» Information provided:

━━━━━━━━━━━━━━━━━━━━

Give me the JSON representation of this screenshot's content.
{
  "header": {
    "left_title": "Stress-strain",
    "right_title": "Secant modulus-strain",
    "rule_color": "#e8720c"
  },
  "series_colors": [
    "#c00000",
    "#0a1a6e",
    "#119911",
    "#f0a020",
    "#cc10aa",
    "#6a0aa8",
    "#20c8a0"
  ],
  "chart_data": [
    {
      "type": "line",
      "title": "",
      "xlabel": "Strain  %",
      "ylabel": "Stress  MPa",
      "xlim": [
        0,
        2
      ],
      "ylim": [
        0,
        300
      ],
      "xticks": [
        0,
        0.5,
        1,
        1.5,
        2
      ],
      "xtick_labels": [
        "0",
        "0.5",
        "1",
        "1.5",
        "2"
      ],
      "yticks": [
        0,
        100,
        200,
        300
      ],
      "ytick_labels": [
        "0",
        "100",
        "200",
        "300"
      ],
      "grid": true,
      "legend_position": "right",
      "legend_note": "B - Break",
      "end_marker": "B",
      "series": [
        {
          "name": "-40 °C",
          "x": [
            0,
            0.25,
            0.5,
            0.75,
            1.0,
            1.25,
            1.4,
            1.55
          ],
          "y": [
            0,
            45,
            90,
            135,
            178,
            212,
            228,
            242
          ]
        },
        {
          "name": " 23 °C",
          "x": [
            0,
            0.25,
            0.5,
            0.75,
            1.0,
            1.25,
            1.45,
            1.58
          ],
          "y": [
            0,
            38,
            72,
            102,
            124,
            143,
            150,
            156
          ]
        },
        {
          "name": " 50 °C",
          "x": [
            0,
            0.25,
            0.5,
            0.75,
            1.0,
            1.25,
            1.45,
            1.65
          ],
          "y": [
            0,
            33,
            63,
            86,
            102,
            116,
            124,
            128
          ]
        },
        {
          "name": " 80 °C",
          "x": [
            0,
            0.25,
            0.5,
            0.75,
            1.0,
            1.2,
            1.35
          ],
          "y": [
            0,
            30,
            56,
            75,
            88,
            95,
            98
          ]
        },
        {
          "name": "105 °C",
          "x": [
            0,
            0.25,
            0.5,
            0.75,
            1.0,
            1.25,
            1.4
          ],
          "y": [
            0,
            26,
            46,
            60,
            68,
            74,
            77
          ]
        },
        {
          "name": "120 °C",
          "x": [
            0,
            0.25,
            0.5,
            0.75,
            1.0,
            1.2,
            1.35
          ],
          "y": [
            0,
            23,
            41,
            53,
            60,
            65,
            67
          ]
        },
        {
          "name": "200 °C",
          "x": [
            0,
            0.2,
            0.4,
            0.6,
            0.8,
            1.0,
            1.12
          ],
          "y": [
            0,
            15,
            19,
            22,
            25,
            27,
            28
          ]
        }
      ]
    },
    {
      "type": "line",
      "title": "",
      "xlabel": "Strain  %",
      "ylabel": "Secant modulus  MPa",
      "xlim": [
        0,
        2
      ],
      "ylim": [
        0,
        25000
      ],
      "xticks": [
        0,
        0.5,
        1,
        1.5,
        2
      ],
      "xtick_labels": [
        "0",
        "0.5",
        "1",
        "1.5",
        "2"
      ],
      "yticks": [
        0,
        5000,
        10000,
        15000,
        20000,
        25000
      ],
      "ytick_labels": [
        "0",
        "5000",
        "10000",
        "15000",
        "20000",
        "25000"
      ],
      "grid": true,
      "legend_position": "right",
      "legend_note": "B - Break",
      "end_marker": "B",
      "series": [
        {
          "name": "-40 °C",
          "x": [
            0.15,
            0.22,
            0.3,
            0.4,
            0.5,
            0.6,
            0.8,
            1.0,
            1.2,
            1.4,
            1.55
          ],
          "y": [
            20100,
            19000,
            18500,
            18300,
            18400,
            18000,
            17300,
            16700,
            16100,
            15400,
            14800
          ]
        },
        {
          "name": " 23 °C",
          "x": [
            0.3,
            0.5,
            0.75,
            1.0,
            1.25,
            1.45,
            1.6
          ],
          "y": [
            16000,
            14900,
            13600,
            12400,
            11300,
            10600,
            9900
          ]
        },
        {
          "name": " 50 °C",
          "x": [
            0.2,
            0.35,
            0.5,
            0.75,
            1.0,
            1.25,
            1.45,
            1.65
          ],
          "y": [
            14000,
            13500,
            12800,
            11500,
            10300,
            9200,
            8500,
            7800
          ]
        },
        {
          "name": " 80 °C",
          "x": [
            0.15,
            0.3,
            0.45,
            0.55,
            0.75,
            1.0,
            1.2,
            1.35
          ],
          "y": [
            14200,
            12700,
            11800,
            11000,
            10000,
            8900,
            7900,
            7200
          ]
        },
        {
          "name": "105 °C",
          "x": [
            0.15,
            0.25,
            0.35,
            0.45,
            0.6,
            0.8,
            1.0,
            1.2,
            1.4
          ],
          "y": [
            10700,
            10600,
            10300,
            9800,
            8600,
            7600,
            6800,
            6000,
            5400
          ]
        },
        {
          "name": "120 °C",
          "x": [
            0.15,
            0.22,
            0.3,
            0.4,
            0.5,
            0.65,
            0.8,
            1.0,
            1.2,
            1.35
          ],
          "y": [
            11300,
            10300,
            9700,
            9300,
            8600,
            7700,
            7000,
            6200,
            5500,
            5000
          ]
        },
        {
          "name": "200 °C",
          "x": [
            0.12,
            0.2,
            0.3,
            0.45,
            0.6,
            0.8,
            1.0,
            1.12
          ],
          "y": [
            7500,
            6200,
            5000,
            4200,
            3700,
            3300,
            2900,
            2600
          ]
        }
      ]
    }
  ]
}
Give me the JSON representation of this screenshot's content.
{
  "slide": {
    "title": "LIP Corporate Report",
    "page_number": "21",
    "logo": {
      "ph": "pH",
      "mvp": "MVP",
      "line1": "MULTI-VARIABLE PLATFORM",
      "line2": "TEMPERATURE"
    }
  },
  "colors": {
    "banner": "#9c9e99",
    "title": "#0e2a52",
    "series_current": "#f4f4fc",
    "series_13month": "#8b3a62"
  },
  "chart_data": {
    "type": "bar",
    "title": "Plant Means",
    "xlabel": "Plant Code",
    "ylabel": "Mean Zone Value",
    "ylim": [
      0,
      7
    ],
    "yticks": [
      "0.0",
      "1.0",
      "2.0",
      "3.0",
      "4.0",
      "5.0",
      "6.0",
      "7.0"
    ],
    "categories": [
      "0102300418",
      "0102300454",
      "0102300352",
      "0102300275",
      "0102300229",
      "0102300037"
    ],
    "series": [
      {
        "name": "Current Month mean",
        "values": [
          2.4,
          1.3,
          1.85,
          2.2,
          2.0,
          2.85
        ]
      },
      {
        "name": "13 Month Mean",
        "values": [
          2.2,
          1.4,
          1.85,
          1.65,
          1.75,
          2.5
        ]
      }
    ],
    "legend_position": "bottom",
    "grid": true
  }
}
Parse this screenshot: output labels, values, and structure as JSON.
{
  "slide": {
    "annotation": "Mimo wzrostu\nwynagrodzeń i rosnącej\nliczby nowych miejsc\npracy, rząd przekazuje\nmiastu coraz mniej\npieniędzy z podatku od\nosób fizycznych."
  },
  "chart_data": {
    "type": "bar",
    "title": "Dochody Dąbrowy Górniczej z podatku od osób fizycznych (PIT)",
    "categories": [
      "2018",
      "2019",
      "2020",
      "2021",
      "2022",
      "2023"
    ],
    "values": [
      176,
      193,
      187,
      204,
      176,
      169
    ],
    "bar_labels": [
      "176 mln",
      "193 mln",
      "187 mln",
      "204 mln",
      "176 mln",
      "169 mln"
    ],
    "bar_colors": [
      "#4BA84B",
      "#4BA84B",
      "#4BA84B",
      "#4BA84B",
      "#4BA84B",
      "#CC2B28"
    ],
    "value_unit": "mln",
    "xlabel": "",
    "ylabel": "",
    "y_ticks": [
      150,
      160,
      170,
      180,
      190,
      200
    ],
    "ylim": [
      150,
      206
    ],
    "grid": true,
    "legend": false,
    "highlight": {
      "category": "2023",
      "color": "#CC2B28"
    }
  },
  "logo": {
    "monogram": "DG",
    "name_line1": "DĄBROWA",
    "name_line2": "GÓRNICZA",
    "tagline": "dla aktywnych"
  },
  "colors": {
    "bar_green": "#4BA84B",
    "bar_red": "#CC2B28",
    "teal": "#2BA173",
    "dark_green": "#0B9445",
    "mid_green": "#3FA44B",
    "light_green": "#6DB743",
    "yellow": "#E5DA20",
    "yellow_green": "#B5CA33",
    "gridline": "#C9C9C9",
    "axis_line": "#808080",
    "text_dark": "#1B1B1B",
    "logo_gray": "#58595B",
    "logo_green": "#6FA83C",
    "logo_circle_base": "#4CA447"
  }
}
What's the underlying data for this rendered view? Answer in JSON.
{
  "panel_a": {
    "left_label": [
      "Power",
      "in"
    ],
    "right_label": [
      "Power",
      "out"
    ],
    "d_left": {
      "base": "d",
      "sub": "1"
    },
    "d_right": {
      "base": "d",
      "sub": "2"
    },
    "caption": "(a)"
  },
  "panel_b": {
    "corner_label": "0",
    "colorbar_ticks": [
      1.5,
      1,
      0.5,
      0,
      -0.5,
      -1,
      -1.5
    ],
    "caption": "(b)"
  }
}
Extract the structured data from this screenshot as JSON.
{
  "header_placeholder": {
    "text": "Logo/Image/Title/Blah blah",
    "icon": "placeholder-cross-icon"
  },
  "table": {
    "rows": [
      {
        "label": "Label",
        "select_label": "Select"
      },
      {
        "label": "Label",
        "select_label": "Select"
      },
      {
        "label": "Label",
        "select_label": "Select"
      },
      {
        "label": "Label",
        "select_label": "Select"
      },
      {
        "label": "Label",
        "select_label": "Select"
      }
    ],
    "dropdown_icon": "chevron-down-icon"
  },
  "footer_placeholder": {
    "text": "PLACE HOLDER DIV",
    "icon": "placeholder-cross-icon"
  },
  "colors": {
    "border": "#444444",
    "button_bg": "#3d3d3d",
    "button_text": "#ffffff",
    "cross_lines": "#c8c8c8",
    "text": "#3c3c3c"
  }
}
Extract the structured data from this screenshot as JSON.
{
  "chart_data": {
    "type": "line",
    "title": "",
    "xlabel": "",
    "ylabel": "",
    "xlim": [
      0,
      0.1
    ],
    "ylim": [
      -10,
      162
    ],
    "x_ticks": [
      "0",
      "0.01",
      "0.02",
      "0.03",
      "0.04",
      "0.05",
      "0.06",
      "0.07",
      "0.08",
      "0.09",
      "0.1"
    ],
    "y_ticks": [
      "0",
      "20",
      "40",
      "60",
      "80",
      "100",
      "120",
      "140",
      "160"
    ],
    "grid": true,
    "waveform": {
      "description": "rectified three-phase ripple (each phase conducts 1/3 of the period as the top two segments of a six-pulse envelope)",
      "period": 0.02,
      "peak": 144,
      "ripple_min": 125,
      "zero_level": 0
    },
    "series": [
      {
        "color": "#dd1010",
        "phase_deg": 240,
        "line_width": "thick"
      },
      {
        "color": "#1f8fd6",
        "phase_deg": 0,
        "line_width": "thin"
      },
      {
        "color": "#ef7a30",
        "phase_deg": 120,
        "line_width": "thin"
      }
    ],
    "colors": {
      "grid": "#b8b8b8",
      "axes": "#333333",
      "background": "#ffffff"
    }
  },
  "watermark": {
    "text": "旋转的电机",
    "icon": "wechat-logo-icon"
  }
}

━━━━━━━━━━━━━━━━━━━━

» Directions for this task:
Search the lines for "Plant". Copy each line that has it.

» Task response:
    "title": "Plant Means",
    "xlabel": "Plant Code",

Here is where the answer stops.